(Stored data entries)

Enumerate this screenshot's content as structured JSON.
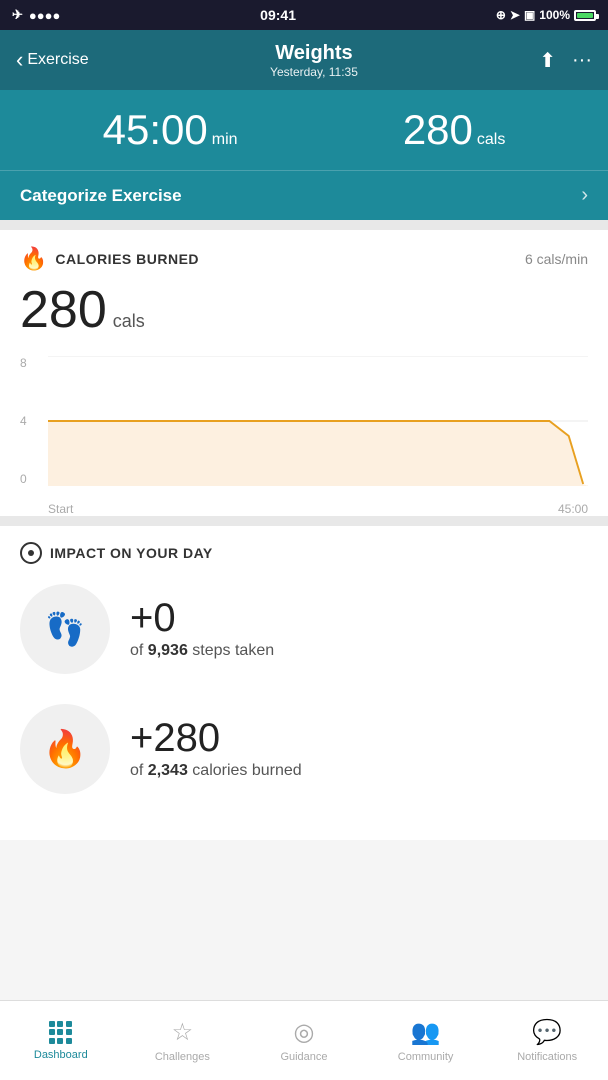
{
  "statusBar": {
    "time": "09:41",
    "battery": "100%",
    "signal": "●●●●"
  },
  "header": {
    "back_label": "Exercise",
    "title": "Weights",
    "subtitle": "Yesterday, 11:35"
  },
  "summary": {
    "duration_value": "45:00",
    "duration_unit": "min",
    "calories_value": "280",
    "calories_unit": "cals"
  },
  "categorize": {
    "label": "Categorize Exercise"
  },
  "caloriesBurned": {
    "section_title": "CALORIES BURNED",
    "rate": "6 cals/min",
    "value": "280",
    "unit": "cals",
    "chart_y": [
      "0",
      "4",
      "8"
    ],
    "chart_x_start": "Start",
    "chart_x_end": "45:00"
  },
  "impact": {
    "section_title": "IMPACT ON YOUR DAY",
    "steps": {
      "delta": "+0",
      "description_prefix": "of ",
      "description_bold": "9,936",
      "description_suffix": " steps taken"
    },
    "calories": {
      "delta": "+280",
      "description_prefix": "of ",
      "description_bold": "2,343",
      "description_suffix": " calories burned"
    }
  },
  "bottomNav": {
    "items": [
      {
        "id": "dashboard",
        "label": "Dashboard",
        "active": true
      },
      {
        "id": "challenges",
        "label": "Challenges",
        "active": false
      },
      {
        "id": "guidance",
        "label": "Guidance",
        "active": false
      },
      {
        "id": "community",
        "label": "Community",
        "active": false
      },
      {
        "id": "notifications",
        "label": "Notifications",
        "active": false
      }
    ]
  }
}
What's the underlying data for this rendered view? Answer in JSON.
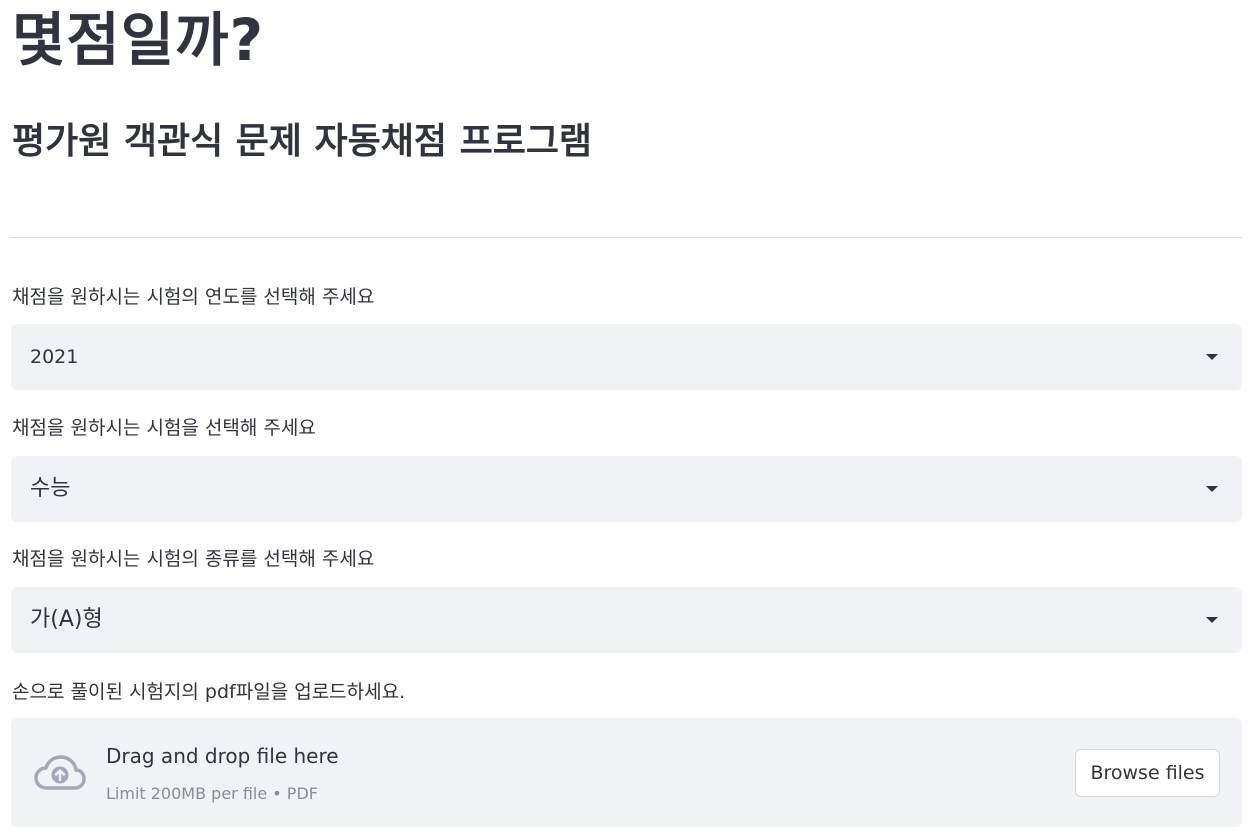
{
  "header": {
    "title": "몇점일까?",
    "subtitle": "평가원 객관식 문제 자동채점 프로그램"
  },
  "form": {
    "year": {
      "label": "채점을 원하시는 시험의 연도를 선택해 주세요",
      "value": "2021"
    },
    "exam": {
      "label": "채점을 원하시는 시험을 선택해 주세요",
      "value": "수능"
    },
    "type": {
      "label": "채점을 원하시는 시험의 종류를 선택해 주세요",
      "value": "가(A)형"
    },
    "upload": {
      "label": "손으로 풀이된 시험지의 pdf파일을 업로드하세요.",
      "drag_text": "Drag and drop file here",
      "limit_text": "Limit 200MB per file • PDF",
      "browse_label": "Browse files",
      "icon": "cloud-upload-icon"
    }
  },
  "colors": {
    "text": "#31333f",
    "input_bg": "#f0f2f6",
    "muted": "#8a8d96",
    "divider": "#d9d9dd"
  }
}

-- What you are asked to do --
Consider the entries above and return each line with the string "JSON".

-- Reply --
Enumerate this screenshot's content as structured JSON.
What's the underlying data for this rendered view? Answer in JSON.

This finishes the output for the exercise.